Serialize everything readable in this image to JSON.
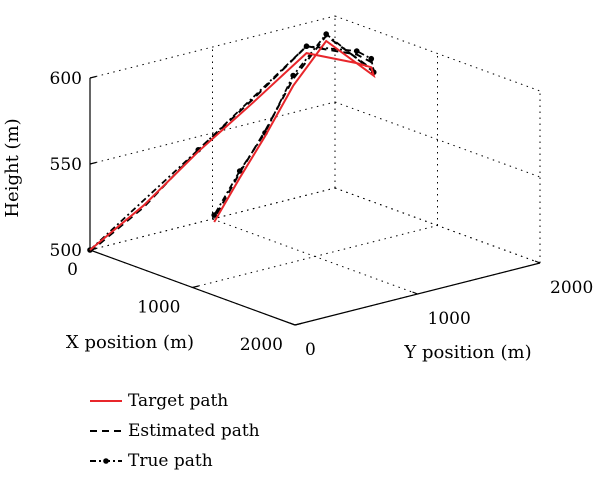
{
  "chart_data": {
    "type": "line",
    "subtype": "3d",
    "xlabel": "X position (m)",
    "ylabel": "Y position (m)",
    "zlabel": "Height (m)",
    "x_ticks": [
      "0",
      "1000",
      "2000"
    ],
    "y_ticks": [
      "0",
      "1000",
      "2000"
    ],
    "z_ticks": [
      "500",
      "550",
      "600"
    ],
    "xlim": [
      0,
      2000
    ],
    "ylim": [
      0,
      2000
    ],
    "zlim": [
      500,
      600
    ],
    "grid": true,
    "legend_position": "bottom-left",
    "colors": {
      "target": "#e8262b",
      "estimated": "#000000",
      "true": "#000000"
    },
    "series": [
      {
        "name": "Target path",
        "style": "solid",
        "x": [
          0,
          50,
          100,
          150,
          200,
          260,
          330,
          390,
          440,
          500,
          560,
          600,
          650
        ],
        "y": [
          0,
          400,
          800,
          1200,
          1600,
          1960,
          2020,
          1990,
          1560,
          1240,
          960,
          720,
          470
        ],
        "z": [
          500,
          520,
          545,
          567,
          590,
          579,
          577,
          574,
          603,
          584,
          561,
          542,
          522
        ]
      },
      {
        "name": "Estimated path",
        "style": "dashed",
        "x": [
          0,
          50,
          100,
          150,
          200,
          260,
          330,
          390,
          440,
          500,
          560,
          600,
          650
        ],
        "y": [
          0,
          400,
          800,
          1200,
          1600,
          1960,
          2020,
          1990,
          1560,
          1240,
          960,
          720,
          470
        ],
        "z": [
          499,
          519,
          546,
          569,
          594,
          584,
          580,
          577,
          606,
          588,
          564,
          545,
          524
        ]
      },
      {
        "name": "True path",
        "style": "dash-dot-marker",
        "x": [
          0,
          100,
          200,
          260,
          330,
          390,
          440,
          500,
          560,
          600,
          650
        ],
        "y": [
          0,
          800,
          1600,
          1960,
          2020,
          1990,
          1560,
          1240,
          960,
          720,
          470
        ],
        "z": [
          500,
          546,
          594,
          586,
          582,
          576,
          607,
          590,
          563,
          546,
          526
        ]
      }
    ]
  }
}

WHAT IS NEEDED >>
In the material above, find each line that contains the word "name", and select it.

SOLUTION TO THIS TASK >>
        "name": "Target path",
        "name": "Estimated path",
        "name": "True path",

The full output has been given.